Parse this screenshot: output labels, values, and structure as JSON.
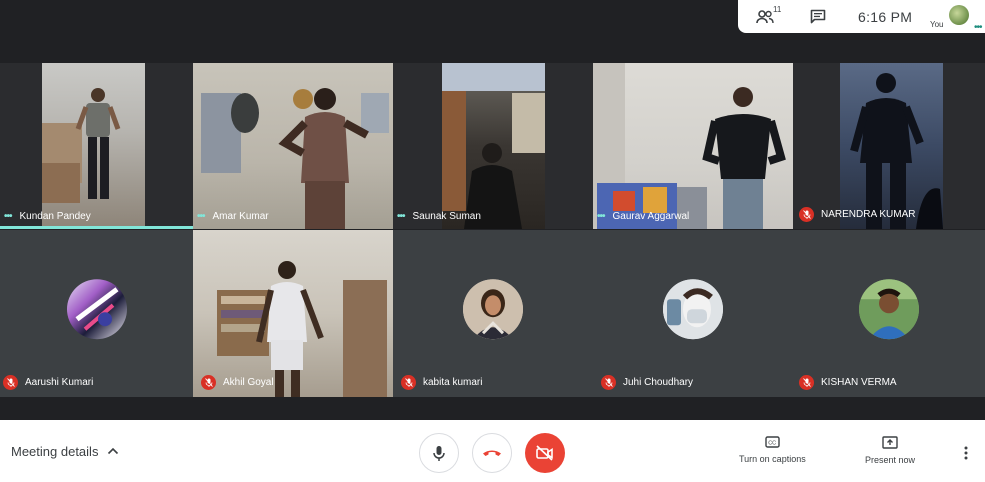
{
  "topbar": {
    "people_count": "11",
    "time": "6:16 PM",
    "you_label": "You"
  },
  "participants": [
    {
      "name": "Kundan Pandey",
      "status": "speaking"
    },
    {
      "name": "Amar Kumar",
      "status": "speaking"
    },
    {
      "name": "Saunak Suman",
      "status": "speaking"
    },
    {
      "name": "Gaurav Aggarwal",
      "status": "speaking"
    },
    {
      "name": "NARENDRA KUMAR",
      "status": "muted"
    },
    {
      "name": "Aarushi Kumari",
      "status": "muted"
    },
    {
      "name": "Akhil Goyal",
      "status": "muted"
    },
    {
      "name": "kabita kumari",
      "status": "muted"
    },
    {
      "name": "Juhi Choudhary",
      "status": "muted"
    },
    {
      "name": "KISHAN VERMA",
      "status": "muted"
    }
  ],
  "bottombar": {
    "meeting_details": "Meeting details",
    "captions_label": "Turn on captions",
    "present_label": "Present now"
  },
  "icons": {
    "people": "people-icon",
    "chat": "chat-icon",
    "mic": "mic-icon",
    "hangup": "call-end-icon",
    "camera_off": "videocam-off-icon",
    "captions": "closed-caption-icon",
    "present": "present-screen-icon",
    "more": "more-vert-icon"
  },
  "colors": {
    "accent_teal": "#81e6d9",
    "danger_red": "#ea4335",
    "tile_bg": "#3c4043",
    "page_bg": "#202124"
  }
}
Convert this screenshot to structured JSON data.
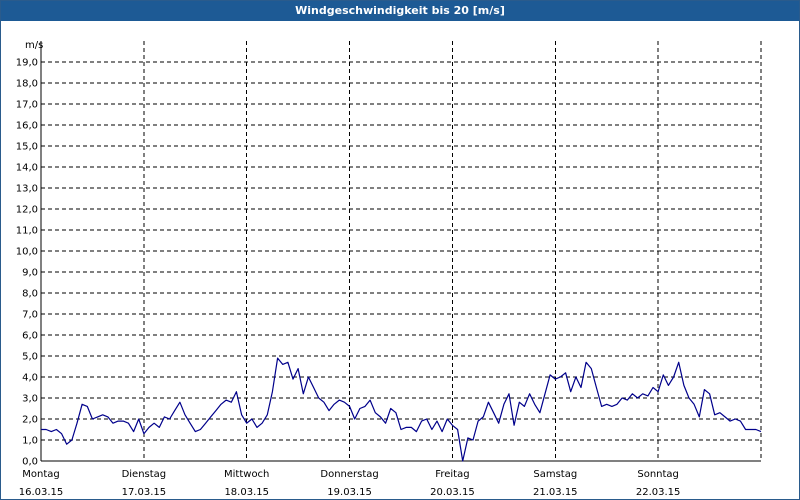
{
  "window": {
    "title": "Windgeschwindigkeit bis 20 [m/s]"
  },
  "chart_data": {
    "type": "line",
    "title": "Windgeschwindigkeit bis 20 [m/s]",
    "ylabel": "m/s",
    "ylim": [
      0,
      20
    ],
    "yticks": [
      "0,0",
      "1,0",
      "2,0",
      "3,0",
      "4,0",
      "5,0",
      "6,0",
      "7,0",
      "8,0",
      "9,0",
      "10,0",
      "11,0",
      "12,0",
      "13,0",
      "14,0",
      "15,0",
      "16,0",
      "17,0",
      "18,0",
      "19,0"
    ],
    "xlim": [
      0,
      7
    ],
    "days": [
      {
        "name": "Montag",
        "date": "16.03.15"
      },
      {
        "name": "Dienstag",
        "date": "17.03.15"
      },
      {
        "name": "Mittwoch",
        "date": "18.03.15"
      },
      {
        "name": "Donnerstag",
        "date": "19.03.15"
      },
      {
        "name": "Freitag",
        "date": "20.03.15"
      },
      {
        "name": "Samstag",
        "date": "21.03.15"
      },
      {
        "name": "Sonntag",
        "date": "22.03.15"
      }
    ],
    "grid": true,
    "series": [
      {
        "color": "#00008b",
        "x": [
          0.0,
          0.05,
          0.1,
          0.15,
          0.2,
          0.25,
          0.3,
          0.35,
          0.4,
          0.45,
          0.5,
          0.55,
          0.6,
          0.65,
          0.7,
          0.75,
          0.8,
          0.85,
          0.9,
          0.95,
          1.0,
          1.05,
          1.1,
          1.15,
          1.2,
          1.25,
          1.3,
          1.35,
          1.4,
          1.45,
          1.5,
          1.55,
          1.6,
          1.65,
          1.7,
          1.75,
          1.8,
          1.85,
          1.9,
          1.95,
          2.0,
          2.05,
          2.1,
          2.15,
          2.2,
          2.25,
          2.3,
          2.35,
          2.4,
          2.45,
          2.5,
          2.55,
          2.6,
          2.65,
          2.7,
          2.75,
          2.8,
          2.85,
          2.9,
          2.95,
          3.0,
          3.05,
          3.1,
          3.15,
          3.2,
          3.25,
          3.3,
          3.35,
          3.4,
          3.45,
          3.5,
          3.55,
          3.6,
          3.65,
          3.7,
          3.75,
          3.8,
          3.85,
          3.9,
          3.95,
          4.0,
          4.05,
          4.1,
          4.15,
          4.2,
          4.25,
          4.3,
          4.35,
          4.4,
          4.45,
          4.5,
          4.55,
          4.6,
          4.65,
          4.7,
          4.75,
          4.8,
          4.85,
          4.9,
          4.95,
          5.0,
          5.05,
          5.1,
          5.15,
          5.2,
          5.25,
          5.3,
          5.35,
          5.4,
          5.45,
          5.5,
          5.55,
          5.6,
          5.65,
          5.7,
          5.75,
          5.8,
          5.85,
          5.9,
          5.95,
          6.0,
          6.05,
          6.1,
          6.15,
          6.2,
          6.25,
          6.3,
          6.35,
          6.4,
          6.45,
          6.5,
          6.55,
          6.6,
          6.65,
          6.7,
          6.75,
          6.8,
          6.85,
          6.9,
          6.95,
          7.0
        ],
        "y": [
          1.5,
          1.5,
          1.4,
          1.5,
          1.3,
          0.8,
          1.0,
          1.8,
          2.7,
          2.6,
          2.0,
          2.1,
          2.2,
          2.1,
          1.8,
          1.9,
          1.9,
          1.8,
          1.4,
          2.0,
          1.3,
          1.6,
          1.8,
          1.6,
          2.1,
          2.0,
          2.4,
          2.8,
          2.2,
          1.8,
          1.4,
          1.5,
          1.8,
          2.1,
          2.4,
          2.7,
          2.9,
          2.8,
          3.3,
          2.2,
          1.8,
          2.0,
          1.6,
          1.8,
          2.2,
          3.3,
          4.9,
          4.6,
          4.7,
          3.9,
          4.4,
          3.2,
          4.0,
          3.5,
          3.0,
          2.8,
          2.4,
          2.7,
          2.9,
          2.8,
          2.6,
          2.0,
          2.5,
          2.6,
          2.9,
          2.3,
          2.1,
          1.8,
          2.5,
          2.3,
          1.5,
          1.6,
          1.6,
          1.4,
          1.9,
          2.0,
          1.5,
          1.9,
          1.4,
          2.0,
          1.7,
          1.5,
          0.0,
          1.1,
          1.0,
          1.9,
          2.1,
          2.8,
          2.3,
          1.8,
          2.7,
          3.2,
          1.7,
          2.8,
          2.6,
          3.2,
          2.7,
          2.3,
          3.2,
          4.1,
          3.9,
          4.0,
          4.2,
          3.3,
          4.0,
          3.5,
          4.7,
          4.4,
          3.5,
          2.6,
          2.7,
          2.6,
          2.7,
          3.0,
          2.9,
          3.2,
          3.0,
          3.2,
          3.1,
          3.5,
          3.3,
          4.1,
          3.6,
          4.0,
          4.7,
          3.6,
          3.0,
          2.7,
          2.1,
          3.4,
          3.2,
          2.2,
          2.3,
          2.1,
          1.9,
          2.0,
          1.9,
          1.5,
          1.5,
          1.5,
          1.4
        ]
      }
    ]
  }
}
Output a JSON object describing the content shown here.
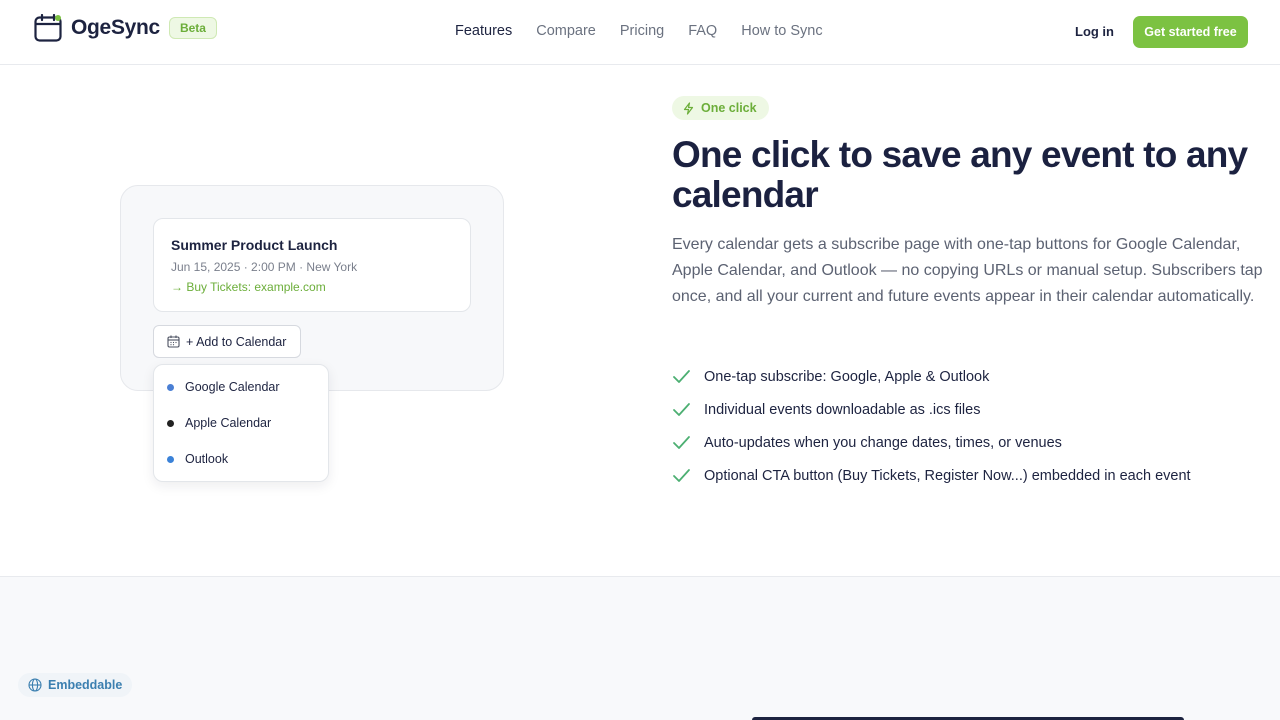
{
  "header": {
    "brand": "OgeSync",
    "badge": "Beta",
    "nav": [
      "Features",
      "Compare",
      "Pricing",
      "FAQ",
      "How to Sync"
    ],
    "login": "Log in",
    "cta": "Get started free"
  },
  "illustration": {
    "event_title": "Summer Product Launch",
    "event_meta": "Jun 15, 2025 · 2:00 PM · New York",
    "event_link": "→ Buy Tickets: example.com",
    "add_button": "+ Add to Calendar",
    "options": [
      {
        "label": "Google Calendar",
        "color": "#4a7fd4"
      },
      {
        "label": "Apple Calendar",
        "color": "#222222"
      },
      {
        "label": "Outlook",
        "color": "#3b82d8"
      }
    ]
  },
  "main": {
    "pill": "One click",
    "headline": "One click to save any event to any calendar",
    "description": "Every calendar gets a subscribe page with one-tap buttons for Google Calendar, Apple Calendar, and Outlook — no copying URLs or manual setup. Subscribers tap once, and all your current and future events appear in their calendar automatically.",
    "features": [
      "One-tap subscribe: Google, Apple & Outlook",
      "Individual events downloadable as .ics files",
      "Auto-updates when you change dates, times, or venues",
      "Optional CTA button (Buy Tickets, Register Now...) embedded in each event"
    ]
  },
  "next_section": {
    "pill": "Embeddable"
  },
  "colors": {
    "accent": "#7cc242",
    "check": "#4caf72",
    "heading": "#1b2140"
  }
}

☆ ☆ ☆ ☆ ☆ ☆ ☆

Print again, word for word, every line from the line with "Output a JSON" to the final line of the records, inclusive; skip the pictures.

■ **Complete answer**
Output a JSON object describing the content shown here.
{
  "header": {
    "brand": "OgeSync",
    "badge": "Beta",
    "nav": [
      "Features",
      "Compare",
      "Pricing",
      "FAQ",
      "How to Sync"
    ],
    "login": "Log in",
    "cta": "Get started free"
  },
  "illustration": {
    "event_title": "Summer Product Launch",
    "event_meta": "Jun 15, 2025 · 2:00 PM · New York",
    "event_link": "→ Buy Tickets: example.com",
    "add_button": "+ Add to Calendar",
    "options": [
      {
        "label": "Google Calendar",
        "color": "#4a7fd4"
      },
      {
        "label": "Apple Calendar",
        "color": "#222222"
      },
      {
        "label": "Outlook",
        "color": "#3b82d8"
      }
    ]
  },
  "main": {
    "pill": "One click",
    "headline": "One click to save any event to any calendar",
    "description": "Every calendar gets a subscribe page with one-tap buttons for Google Calendar, Apple Calendar, and Outlook — no copying URLs or manual setup. Subscribers tap once, and all your current and future events appear in their calendar automatically.",
    "features": [
      "One-tap subscribe: Google, Apple & Outlook",
      "Individual events downloadable as .ics files",
      "Auto-updates when you change dates, times, or venues",
      "Optional CTA button (Buy Tickets, Register Now...) embedded in each event"
    ]
  },
  "next_section": {
    "pill": "Embeddable"
  },
  "colors": {
    "accent": "#7cc242",
    "check": "#4caf72",
    "heading": "#1b2140"
  }
}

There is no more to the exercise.